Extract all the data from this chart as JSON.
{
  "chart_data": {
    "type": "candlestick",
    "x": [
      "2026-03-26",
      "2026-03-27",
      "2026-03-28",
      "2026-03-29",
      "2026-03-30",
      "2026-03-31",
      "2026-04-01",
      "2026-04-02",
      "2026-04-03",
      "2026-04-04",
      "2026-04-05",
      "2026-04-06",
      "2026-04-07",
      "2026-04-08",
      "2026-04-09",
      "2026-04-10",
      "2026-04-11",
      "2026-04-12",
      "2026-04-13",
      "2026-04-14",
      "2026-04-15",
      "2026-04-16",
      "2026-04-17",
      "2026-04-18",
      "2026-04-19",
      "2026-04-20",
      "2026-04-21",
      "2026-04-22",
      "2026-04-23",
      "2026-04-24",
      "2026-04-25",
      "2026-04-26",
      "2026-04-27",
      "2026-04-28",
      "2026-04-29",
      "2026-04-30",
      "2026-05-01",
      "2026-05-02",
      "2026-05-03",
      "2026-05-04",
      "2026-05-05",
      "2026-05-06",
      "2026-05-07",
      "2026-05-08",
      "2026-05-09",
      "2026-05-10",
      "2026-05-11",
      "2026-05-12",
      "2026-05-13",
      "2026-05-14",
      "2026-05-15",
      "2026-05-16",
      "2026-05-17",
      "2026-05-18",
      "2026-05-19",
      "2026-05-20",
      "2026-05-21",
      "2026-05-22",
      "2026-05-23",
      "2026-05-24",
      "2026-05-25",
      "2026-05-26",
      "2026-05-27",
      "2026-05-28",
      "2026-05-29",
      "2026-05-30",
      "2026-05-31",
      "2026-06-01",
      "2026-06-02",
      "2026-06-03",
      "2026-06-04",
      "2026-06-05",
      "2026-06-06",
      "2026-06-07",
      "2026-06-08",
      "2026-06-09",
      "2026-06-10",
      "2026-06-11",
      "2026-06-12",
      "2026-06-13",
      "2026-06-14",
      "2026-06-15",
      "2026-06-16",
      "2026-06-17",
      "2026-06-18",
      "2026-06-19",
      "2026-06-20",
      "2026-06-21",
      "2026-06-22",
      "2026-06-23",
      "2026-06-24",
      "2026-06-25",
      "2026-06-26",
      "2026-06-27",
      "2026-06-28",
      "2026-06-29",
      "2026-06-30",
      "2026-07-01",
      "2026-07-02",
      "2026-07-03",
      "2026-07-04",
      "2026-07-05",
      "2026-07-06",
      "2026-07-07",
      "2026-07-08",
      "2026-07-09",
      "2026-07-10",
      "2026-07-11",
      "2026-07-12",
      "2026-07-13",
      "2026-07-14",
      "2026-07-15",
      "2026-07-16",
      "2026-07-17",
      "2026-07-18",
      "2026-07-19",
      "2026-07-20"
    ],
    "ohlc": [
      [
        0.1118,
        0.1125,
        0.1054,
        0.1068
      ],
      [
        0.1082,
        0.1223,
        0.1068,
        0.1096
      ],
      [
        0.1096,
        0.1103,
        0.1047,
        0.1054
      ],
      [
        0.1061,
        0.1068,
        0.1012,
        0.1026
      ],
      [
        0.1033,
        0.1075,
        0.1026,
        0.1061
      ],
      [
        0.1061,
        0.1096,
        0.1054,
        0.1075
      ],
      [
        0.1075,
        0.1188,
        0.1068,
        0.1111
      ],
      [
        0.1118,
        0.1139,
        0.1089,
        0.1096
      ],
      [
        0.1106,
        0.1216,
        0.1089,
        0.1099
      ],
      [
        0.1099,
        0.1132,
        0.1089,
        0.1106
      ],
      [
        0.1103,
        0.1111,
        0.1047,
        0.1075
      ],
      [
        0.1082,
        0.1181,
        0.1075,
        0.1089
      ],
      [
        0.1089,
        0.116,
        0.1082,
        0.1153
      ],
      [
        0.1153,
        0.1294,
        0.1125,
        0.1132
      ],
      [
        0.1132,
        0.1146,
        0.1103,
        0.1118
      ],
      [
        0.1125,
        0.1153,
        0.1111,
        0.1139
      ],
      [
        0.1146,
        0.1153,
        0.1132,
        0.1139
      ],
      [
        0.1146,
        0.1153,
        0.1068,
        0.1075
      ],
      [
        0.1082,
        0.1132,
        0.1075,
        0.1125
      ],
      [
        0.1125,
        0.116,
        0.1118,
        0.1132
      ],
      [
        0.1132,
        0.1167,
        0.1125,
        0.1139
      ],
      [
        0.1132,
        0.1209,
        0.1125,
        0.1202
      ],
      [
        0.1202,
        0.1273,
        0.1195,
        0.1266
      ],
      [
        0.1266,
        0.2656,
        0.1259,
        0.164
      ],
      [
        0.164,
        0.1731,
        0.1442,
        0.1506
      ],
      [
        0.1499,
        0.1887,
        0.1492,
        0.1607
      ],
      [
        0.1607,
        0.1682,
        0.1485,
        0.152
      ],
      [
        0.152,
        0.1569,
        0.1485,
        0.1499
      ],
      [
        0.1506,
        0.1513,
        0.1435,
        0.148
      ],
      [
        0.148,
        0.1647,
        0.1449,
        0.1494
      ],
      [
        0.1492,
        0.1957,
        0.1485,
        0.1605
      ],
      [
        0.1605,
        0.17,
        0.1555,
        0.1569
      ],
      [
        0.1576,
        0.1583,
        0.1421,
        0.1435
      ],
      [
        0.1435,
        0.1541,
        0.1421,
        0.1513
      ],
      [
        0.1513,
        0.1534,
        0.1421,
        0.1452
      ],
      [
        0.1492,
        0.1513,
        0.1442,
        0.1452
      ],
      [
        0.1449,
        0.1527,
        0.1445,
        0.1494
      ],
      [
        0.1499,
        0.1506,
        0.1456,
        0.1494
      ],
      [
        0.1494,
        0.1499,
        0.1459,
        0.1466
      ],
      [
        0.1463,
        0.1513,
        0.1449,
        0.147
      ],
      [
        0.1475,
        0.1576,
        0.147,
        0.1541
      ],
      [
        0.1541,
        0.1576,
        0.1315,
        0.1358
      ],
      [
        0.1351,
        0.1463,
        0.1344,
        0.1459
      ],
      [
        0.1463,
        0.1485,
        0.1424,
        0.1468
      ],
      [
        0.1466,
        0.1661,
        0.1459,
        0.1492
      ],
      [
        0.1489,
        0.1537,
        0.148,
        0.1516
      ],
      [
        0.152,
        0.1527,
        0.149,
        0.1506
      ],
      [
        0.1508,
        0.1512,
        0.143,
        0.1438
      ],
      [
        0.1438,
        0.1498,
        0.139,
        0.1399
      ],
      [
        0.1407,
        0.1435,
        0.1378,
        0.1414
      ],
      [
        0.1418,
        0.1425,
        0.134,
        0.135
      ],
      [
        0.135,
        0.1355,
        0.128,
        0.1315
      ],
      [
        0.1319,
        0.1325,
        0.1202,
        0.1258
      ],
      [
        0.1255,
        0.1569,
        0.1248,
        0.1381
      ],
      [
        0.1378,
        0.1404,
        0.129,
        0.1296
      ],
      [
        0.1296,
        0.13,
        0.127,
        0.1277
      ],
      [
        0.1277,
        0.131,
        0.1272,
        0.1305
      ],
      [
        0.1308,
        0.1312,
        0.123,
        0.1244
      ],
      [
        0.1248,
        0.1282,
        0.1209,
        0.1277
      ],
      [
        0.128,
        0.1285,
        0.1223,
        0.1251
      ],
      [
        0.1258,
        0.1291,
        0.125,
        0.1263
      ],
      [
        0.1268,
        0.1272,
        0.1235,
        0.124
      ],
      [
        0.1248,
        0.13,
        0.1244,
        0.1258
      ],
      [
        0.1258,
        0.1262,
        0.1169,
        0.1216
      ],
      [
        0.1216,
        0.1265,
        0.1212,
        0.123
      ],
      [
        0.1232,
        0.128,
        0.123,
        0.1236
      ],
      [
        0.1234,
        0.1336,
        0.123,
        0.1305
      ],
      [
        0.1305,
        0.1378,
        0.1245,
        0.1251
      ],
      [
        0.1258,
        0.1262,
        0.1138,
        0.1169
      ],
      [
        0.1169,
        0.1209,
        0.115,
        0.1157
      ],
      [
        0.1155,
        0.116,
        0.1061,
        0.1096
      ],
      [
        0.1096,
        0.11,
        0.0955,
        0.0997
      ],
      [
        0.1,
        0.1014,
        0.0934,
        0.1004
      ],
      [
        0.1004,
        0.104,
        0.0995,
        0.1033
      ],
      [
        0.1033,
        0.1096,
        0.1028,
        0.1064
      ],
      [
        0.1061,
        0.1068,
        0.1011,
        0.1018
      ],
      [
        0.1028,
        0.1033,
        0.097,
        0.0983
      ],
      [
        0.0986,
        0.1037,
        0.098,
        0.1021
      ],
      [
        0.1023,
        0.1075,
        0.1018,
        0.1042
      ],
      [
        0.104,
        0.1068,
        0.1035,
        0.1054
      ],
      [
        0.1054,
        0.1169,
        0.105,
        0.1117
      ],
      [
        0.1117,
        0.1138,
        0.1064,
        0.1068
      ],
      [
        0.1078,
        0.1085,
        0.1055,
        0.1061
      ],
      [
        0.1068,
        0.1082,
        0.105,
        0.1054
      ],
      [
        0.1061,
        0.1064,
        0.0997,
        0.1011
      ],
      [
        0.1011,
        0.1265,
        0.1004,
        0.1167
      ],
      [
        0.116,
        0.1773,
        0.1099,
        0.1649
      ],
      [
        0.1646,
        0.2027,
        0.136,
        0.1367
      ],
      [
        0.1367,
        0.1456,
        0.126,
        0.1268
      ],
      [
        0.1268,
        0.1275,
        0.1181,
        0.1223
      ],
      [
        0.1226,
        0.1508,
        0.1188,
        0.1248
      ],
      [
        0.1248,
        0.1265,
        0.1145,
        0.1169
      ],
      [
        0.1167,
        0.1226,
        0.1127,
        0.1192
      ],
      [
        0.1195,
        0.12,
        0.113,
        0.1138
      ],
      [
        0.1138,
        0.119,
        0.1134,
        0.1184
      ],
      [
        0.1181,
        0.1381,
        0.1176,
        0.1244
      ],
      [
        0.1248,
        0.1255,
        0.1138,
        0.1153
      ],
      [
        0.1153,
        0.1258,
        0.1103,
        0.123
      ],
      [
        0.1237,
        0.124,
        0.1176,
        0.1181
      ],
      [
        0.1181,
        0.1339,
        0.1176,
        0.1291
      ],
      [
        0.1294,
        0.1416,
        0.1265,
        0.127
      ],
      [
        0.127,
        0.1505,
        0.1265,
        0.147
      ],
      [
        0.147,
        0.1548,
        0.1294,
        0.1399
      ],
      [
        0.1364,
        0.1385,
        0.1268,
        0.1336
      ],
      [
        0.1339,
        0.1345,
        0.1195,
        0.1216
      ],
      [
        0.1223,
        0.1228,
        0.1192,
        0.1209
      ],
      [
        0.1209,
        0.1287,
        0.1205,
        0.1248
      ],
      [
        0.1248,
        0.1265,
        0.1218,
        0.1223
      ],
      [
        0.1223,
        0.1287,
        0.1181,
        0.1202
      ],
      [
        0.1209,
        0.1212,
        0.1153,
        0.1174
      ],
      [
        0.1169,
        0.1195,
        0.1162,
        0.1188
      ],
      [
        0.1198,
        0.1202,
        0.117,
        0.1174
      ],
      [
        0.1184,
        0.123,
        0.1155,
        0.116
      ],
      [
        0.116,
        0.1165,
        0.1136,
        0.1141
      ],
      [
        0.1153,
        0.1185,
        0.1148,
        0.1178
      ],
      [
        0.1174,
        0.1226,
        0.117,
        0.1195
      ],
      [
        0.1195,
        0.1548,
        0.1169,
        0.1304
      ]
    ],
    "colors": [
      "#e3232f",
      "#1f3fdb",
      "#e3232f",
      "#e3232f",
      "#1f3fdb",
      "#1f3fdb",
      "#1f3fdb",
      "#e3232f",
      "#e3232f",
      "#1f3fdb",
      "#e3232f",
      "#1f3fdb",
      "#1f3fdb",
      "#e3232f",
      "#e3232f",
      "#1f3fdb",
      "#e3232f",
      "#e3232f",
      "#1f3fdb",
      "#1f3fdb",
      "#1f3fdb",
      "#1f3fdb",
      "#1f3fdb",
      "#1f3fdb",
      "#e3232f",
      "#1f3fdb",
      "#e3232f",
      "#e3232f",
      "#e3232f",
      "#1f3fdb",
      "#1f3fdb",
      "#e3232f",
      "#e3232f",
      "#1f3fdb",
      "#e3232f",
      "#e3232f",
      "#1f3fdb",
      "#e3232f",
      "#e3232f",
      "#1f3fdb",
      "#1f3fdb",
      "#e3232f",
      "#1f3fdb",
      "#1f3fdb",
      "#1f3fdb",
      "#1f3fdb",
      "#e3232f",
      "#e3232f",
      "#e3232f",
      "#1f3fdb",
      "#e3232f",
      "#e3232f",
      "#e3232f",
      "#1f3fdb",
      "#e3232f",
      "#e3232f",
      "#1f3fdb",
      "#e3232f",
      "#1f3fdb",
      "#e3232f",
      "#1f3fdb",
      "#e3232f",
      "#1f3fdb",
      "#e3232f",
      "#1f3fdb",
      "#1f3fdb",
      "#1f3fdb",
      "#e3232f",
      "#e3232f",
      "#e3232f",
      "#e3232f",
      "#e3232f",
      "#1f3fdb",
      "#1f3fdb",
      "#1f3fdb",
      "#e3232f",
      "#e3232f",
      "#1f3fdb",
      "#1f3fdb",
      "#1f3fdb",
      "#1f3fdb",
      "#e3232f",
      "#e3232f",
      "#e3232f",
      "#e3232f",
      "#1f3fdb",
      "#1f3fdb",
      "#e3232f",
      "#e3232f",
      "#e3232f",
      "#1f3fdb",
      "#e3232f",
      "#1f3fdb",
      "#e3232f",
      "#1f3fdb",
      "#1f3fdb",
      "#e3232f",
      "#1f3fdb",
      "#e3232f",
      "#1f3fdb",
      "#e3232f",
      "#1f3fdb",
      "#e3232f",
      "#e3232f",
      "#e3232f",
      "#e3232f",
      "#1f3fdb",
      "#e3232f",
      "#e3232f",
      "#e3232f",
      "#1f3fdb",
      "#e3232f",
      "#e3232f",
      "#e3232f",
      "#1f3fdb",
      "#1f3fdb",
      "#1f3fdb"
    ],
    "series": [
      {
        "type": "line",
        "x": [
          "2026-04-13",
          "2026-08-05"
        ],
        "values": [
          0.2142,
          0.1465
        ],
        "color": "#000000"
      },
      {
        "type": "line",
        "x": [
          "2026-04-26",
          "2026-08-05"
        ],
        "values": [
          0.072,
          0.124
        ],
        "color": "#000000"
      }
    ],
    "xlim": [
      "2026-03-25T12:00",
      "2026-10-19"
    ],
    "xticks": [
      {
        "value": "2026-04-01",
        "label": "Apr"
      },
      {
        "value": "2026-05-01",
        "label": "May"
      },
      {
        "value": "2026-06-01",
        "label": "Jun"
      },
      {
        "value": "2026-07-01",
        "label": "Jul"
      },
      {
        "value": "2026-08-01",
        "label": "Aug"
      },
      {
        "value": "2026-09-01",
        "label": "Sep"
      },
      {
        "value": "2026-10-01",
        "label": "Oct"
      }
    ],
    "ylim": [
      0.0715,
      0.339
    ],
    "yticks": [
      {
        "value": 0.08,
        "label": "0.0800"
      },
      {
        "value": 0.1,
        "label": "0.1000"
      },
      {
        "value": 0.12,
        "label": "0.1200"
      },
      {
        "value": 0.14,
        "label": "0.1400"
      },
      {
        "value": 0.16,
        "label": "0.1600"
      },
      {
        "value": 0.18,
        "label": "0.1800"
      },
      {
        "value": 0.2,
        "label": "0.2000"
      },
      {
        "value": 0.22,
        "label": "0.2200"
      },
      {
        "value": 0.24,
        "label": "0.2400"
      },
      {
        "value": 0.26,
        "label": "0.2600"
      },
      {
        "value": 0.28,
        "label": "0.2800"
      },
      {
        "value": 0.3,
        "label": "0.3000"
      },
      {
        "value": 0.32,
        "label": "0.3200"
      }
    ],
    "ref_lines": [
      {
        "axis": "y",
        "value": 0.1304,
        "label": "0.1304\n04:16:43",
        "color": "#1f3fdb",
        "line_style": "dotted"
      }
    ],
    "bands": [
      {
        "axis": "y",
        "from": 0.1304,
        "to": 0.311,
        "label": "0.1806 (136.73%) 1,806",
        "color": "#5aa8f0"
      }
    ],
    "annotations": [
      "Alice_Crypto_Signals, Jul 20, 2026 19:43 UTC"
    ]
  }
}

******

**GIVEN TASK:** Pick out and copy every line that contains the word "from".

**FULL ANSWER:**
Extract all the data from this chart as JSON.
        "from": 0.1304,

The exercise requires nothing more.